(Records contained in a dataset)

%%

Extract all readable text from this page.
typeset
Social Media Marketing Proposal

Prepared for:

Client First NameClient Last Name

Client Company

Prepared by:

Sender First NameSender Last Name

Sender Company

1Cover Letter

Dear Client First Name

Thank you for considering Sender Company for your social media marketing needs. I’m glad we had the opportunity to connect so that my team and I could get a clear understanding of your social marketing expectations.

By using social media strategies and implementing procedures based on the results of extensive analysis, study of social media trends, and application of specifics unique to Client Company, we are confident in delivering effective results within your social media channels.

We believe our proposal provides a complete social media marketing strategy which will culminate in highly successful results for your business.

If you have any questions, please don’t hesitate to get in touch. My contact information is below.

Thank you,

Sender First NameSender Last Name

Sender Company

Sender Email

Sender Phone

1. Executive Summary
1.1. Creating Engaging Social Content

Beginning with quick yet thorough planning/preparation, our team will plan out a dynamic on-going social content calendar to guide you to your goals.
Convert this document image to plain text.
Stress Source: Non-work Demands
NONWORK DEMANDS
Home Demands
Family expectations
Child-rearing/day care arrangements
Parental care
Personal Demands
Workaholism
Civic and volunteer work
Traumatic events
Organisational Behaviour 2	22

%%

JOB:
Identify the lines that contain the string "expectations", and copy every one of them.

SOLUTION:
Thank you for considering Sender Company for your social media marketing needs. I’m glad we had the opportunity to connect so that my team and I could get a clear understanding of your social marketing expectations.
Family expectations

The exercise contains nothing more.